> Problem statement
Write out all of the entries that follow, word for word, but skip the pictures.

::::::::

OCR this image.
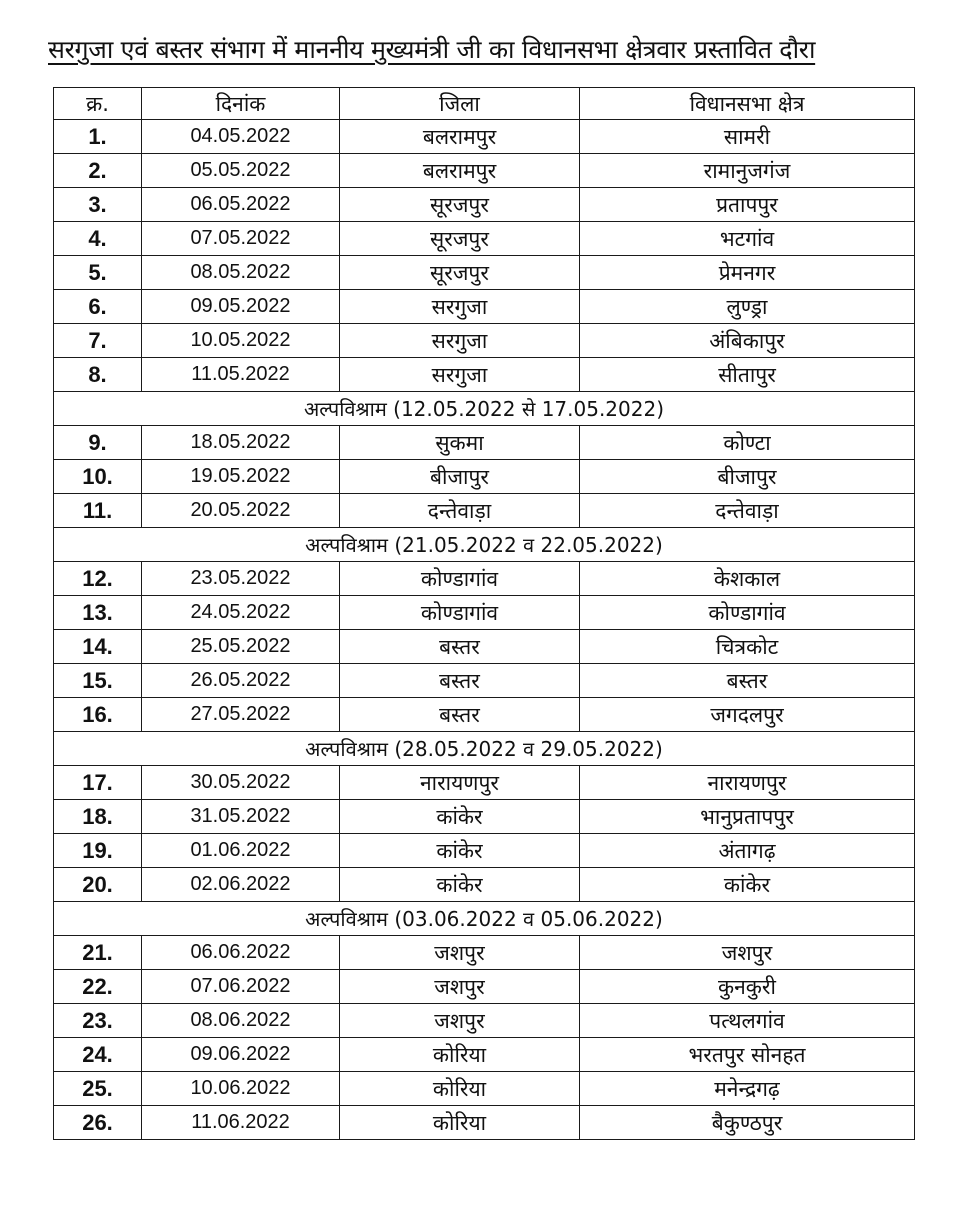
सरगुजा एवं बस्तर संभाग में माननीय मुख्यमंत्री जी का विधानसभा क्षेत्रवार प्रस्तावित दौरा
क्र.	दिनांक	जिला	विधानसभा क्षेत्र
1.	04.05.2022	बलरामपुर	सामरी
2.	05.05.2022	बलरामपुर	रामानुजगंज
3.	06.05.2022	सूरजपुर	प्रतापपुर
4.	07.05.2022	सूरजपुर	भटगांव
5.	08.05.2022	सूरजपुर	प्रेमनगर
6.	09.05.2022	सरगुजा	लुण्ड्रा
7.	10.05.2022	सरगुजा	अंबिकापुर
8.	11.05.2022	सरगुजा	सीतापुर
अल्पविश्राम (12.05.2022 से 17.05.2022)			
9.	18.05.2022	सुकमा	कोण्टा
10.	19.05.2022	बीजापुर	बीजापुर
11.	20.05.2022	दन्तेवाड़ा	दन्तेवाड़ा
अल्पविश्राम (21.05.2022 व 22.05.2022)			
12.	23.05.2022	कोण्डागांव	केशकाल
13.	24.05.2022	कोण्डागांव	कोण्डागांव
14.	25.05.2022	बस्तर	चित्रकोट
15.	26.05.2022	बस्तर	बस्तर
16.	27.05.2022	बस्तर	जगदलपुर
अल्पविश्राम (28.05.2022 व 29.05.2022)			
17.	30.05.2022	नारायणपुर	नारायणपुर
18.	31.05.2022	कांकेर	भानुप्रतापपुर
19.	01.06.2022	कांकेर	अंतागढ़
20.	02.06.2022	कांकेर	कांकेर
अल्पविश्राम (03.06.2022 व 05.06.2022)			
21.	06.06.2022	जशपुर	जशपुर
22.	07.06.2022	जशपुर	कुनकुरी
23.	08.06.2022	जशपुर	पत्थलगांव
24.	09.06.2022	कोरिया	भरतपुर सोनहत
25.	10.06.2022	कोरिया	मनेन्द्रगढ़
26.	11.06.2022	कोरिया	बैकुण्ठपुर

::::::::

> The result
OCR this image.
सरगुजा एवं बस्तर संभाग में माननीय मुख्यमंत्री जी का विधानसभा क्षेत्रवार प्रस्तावित दौरा
क्र.	दिनांक	जिला	विधानसभा क्षेत्र
1.	04.05.2022	बलरामपुर	सामरी
2.	05.05.2022	बलरामपुर	रामानुजगंज
3.	06.05.2022	सूरजपुर	प्रतापपुर
4.	07.05.2022	सूरजपुर	भटगांव
5.	08.05.2022	सूरजपुर	प्रेमनगर
6.	09.05.2022	सरगुजा	लुण्ड्रा
7.	10.05.2022	सरगुजा	अंबिकापुर
8.	11.05.2022	सरगुजा	सीतापुर
अल्पविश्राम (12.05.2022 से 17.05.2022)			
9.	18.05.2022	सुकमा	कोण्टा
10.	19.05.2022	बीजापुर	बीजापुर
11.	20.05.2022	दन्तेवाड़ा	दन्तेवाड़ा
अल्पविश्राम (21.05.2022 व 22.05.2022)			
12.	23.05.2022	कोण्डागांव	केशकाल
13.	24.05.2022	कोण्डागांव	कोण्डागांव
14.	25.05.2022	बस्तर	चित्रकोट
15.	26.05.2022	बस्तर	बस्तर
16.	27.05.2022	बस्तर	जगदलपुर
अल्पविश्राम (28.05.2022 व 29.05.2022)			
17.	30.05.2022	नारायणपुर	नारायणपुर
18.	31.05.2022	कांकेर	भानुप्रतापपुर
19.	01.06.2022	कांकेर	अंतागढ़
20.	02.06.2022	कांकेर	कांकेर
अल्पविश्राम (03.06.2022 व 05.06.2022)			
21.	06.06.2022	जशपुर	जशपुर
22.	07.06.2022	जशपुर	कुनकुरी
23.	08.06.2022	जशपुर	पत्थलगांव
24.	09.06.2022	कोरिया	भरतपुर सोनहत
25.	10.06.2022	कोरिया	मनेन्द्रगढ़
26.	11.06.2022	कोरिया	बैकुण्ठपुर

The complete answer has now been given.